Brief:
Find how many lines in the material hold the word "verified", then state that number and nothing more.

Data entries
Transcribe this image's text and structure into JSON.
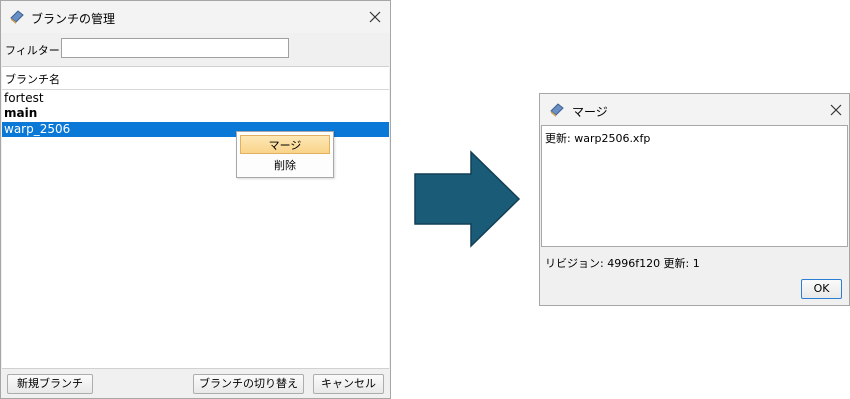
{
  "branch_dialog": {
    "title": "ブランチの管理",
    "filter_label": "フィルター:",
    "filter_value": "",
    "column_header": "ブランチ名",
    "branches": [
      {
        "name": "fortest",
        "bold": false,
        "selected": false
      },
      {
        "name": "main",
        "bold": true,
        "selected": false
      },
      {
        "name": "warp_2506",
        "bold": false,
        "selected": true
      }
    ],
    "context_menu": {
      "merge": "マージ",
      "delete": "削除"
    },
    "buttons": {
      "new_branch": "新規ブランチ",
      "switch_branch": "ブランチの切り替え",
      "cancel": "キャンセル"
    }
  },
  "merge_dialog": {
    "title": "マージ",
    "message": "更新: warp2506.xfp",
    "revision": "リビジョン: 4996f120 更新: 1",
    "ok": "OK"
  },
  "colors": {
    "selection": "#0a78d7",
    "arrow": "#1a5c78",
    "menu_highlight": "#f9d38a"
  },
  "icons": [
    "app-icon",
    "close-icon",
    "arrow-right-icon"
  ]
}
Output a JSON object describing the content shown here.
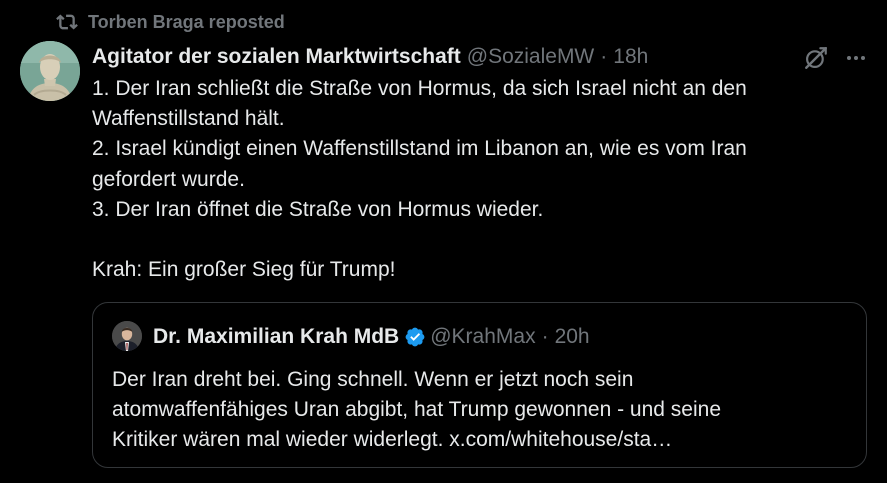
{
  "repost": {
    "icon": "repost-icon",
    "text": "Torben Braga reposted"
  },
  "post": {
    "avatar_icon": "statue-bust-avatar",
    "author_name": "Agitator der sozialen Marktwirtschaft",
    "handle": "@SozialeMW",
    "separator": "·",
    "time": "18h",
    "lines": [
      "1. Der Iran schließt die Straße von Hormus, da sich Israel nicht an den",
      "Waffenstillstand hält.",
      "2. Israel kündigt einen Waffenstillstand im Libanon an, wie es vom Iran",
      "gefordert wurde.",
      "3. Der Iran öffnet die Straße von Hormus wieder.",
      "",
      "Krah: Ein großer Sieg für Trump!"
    ]
  },
  "quote": {
    "avatar_icon": "portrait-avatar",
    "author_name": "Dr. Maximilian Krah MdB",
    "verified_icon": "verified-badge-icon",
    "handle": "@KrahMax",
    "separator": "·",
    "time": "20h",
    "lines": [
      "Der Iran dreht bei. Ging schnell. Wenn er jetzt noch sein",
      "atomwaffenfähiges Uran abgibt, hat Trump gewonnen - und seine",
      "Kritiker wären mal wieder widerlegt. x.com/whitehouse/sta…"
    ]
  },
  "actions": {
    "grok_icon": "grok-icon",
    "more_icon": "more-options-icon"
  },
  "colors": {
    "background": "#000000",
    "text_primary": "#e7e9ea",
    "text_muted": "#71767b",
    "border": "#333639",
    "verified": "#1d9bf0"
  }
}
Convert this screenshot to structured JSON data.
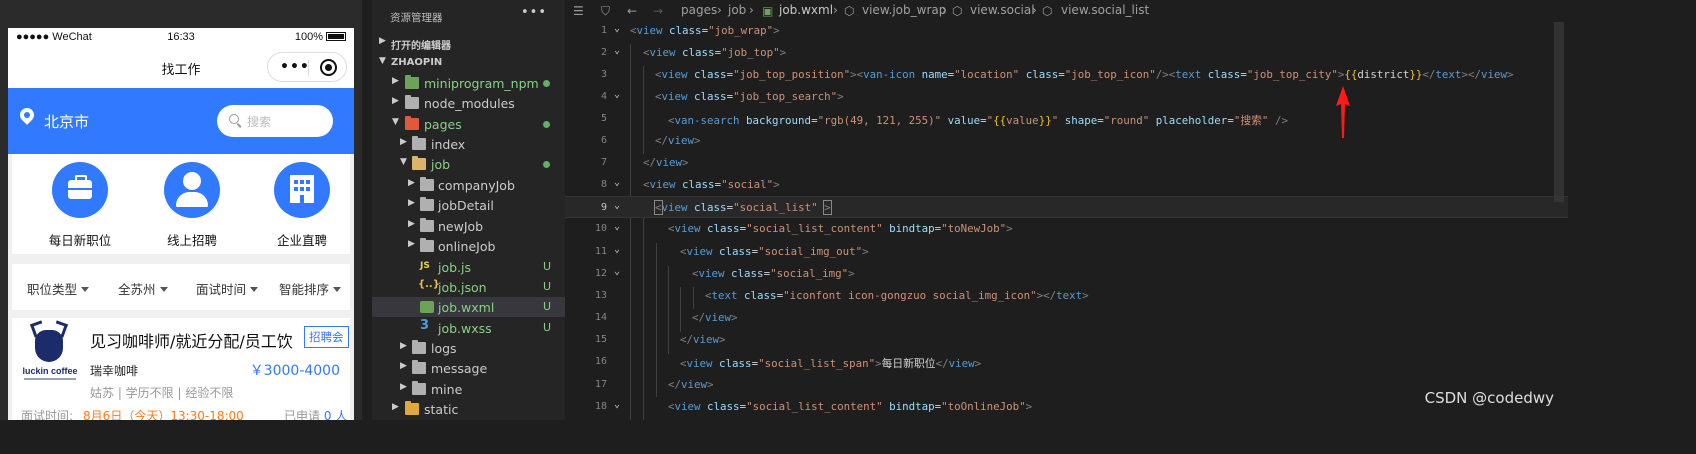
{
  "phone": {
    "status": {
      "carrier": "●●●●● WeChat",
      "time": "16:33",
      "battery": "100%"
    },
    "nav_title": "找工作",
    "capsule": {
      "more": "•••"
    },
    "city": "北京市",
    "search_placeholder": "搜索",
    "social_items": [
      "每日新职位",
      "线上招聘",
      "企业直聘"
    ],
    "filters": [
      "职位类型",
      "全苏州",
      "面试时间",
      "智能排序"
    ],
    "job": {
      "title": "见习咖啡师/就近分配/员工饮",
      "tag": "招聘会",
      "company": "瑞幸咖啡",
      "salary": "￥3000-4000",
      "meta": "姑苏 | 学历不限 | 经验不限",
      "interview_label": "面试时间:",
      "interview_time": "8月6日（今天）13:30-18:00",
      "applied_prefix": "已申请",
      "applied_count": "0",
      "applied_suffix": "人",
      "logo_text": "luckin coffee"
    }
  },
  "explorer": {
    "title": "资源管理器",
    "more": "•••",
    "section_open_editors": "打开的编辑器",
    "section_project": "ZHAOPIN",
    "tree": [
      {
        "label": "miniprogram_npm",
        "status": "dot",
        "color": "#89d185"
      },
      {
        "label": "node_modules",
        "status": "",
        "color": "#cccccc"
      },
      {
        "label": "pages",
        "status": "dot",
        "color": "#89d185"
      },
      {
        "label": "index",
        "status": "",
        "color": "#cccccc"
      },
      {
        "label": "job",
        "status": "dot",
        "color": "#89d185"
      },
      {
        "label": "companyJob",
        "status": "",
        "color": "#cccccc"
      },
      {
        "label": "jobDetail",
        "status": "",
        "color": "#cccccc"
      },
      {
        "label": "newJob",
        "status": "",
        "color": "#cccccc"
      },
      {
        "label": "onlineJob",
        "status": "",
        "color": "#cccccc"
      },
      {
        "label": "job.js",
        "status": "U",
        "color": "#89d185"
      },
      {
        "label": "job.json",
        "status": "U",
        "color": "#89d185"
      },
      {
        "label": "job.wxml",
        "status": "U",
        "color": "#89d185"
      },
      {
        "label": "job.wxss",
        "status": "U",
        "color": "#89d185"
      },
      {
        "label": "logs",
        "status": "",
        "color": "#cccccc"
      },
      {
        "label": "message",
        "status": "",
        "color": "#cccccc"
      },
      {
        "label": "mine",
        "status": "",
        "color": "#cccccc"
      },
      {
        "label": "static",
        "status": "",
        "color": "#cccccc"
      }
    ]
  },
  "editor": {
    "breadcrumb": [
      "pages",
      "job",
      "job.wxml",
      "view.job_wrap",
      "view.social",
      "view.social_list"
    ],
    "line_numbers": [
      "1",
      "2",
      "3",
      "4",
      "5",
      "6",
      "7",
      "8",
      "9",
      "10",
      "11",
      "12",
      "13",
      "14",
      "15",
      "16",
      "17",
      "18"
    ],
    "watermark": "CSDN @codedwy"
  },
  "colors": {
    "accent": "#3179ff",
    "editor_bg": "#1e1e1e",
    "sidebar_bg": "#252526",
    "git_untracked": "#89d185",
    "arrow": "#ff1a1a"
  },
  "icons": [
    "location-icon",
    "search-icon",
    "briefcase-icon",
    "user-icon",
    "building-icon",
    "caret-down-icon",
    "folder-icon",
    "back-arrow-icon",
    "forward-arrow-icon",
    "bookmark-icon",
    "list-icon",
    "red-arrow-icon"
  ]
}
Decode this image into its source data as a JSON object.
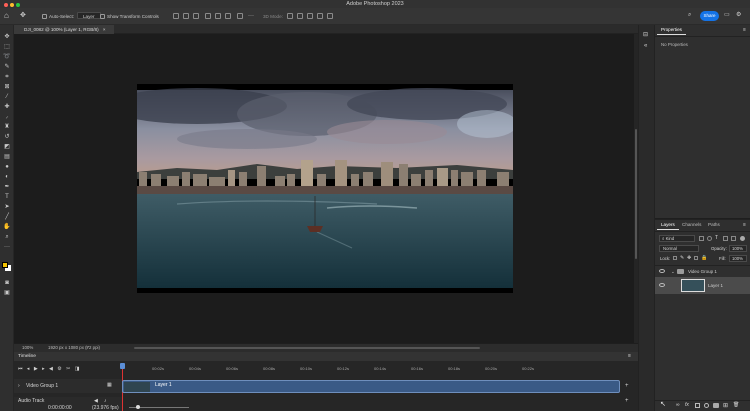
{
  "app": {
    "title": "Adobe Photoshop 2023"
  },
  "colors": {
    "accent": "#1473e6",
    "foreground": "#f2c200",
    "background": "#ffffff"
  },
  "options_bar": {
    "auto_select_label": "Auto-Select:",
    "layer_select": "Layer",
    "transform_controls_label": "Show Transform Controls",
    "mode_3d": "3D Mode:",
    "share_label": "Share"
  },
  "document": {
    "tab_title": "DJI_0082 @ 100% (Layer 1, RGB/8)"
  },
  "status": {
    "zoom": "100%",
    "doc_info": "1920 px x 1080 px (72 ppi)"
  },
  "timeline": {
    "title": "Timeline",
    "ruler": [
      "00:02s",
      "00:04s",
      "00:06s",
      "00:08s",
      "00:10s",
      "00:12s",
      "00:14s",
      "00:16s",
      "00:18s",
      "00:20s",
      "00:22s"
    ],
    "video_group": "Video Group 1",
    "audio_track": "Audio Track",
    "timecode": "0:00:00:00",
    "fps": "(23.976 fps)",
    "clip_label": "Layer 1"
  },
  "properties": {
    "tab": "Properties",
    "empty_text": "No Properties"
  },
  "layers": {
    "tabs": [
      "Layers",
      "Channels",
      "Paths"
    ],
    "kind": "Kind",
    "blend_mode": "Normal",
    "opacity_label": "Opacity:",
    "opacity": "100%",
    "lock_label": "Lock:",
    "fill_label": "Fill:",
    "fill": "100%",
    "items": [
      {
        "name": "Video Group 1",
        "type": "group"
      },
      {
        "name": "Layer 1",
        "type": "layer"
      }
    ]
  }
}
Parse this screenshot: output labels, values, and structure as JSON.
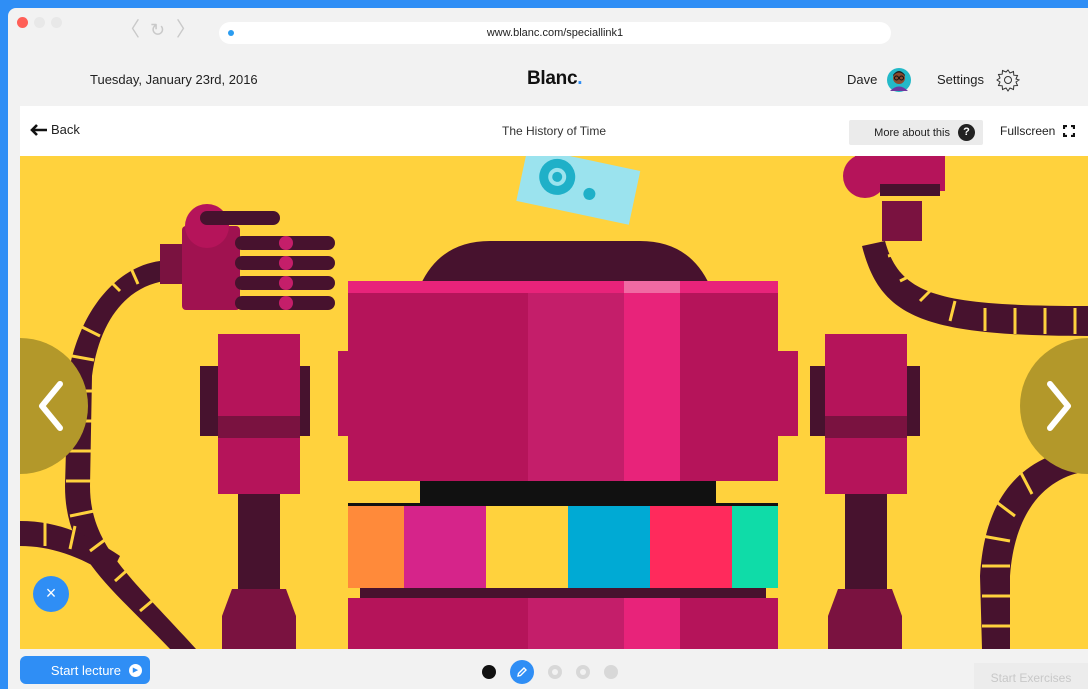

Completed task:
2